»»

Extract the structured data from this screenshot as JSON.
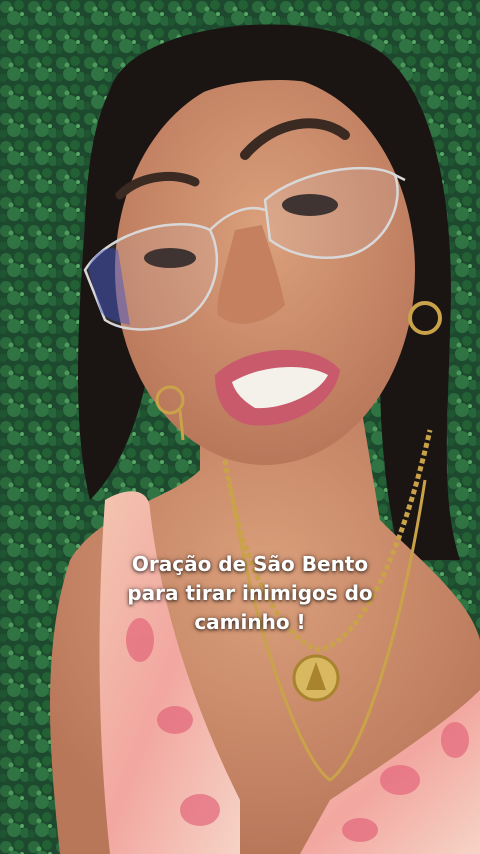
{
  "caption": {
    "lines": [
      "Oração de São Bento",
      "para tirar inimigos do",
      "caminho !"
    ]
  },
  "colors": {
    "background_hedge": "#1d4a2e",
    "hair": "#1a1412",
    "skin": "#c98a68",
    "lips": "#c85a6c",
    "dress": "#f0b0a0",
    "gold": "#c9a24a",
    "caption_text": "#ffffff"
  },
  "icons": {
    "medal": "sao-bento-medal-icon"
  }
}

««

* [Stated goal]
In the copy, include all records verbatim but no images.

* [Full output]
Extract the structured data from this screenshot as JSON.
{
  "caption": {
    "lines": [
      "Oração de São Bento",
      "para tirar inimigos do",
      "caminho !"
    ]
  },
  "colors": {
    "background_hedge": "#1d4a2e",
    "hair": "#1a1412",
    "skin": "#c98a68",
    "lips": "#c85a6c",
    "dress": "#f0b0a0",
    "gold": "#c9a24a",
    "caption_text": "#ffffff"
  },
  "icons": {
    "medal": "sao-bento-medal-icon"
  }
}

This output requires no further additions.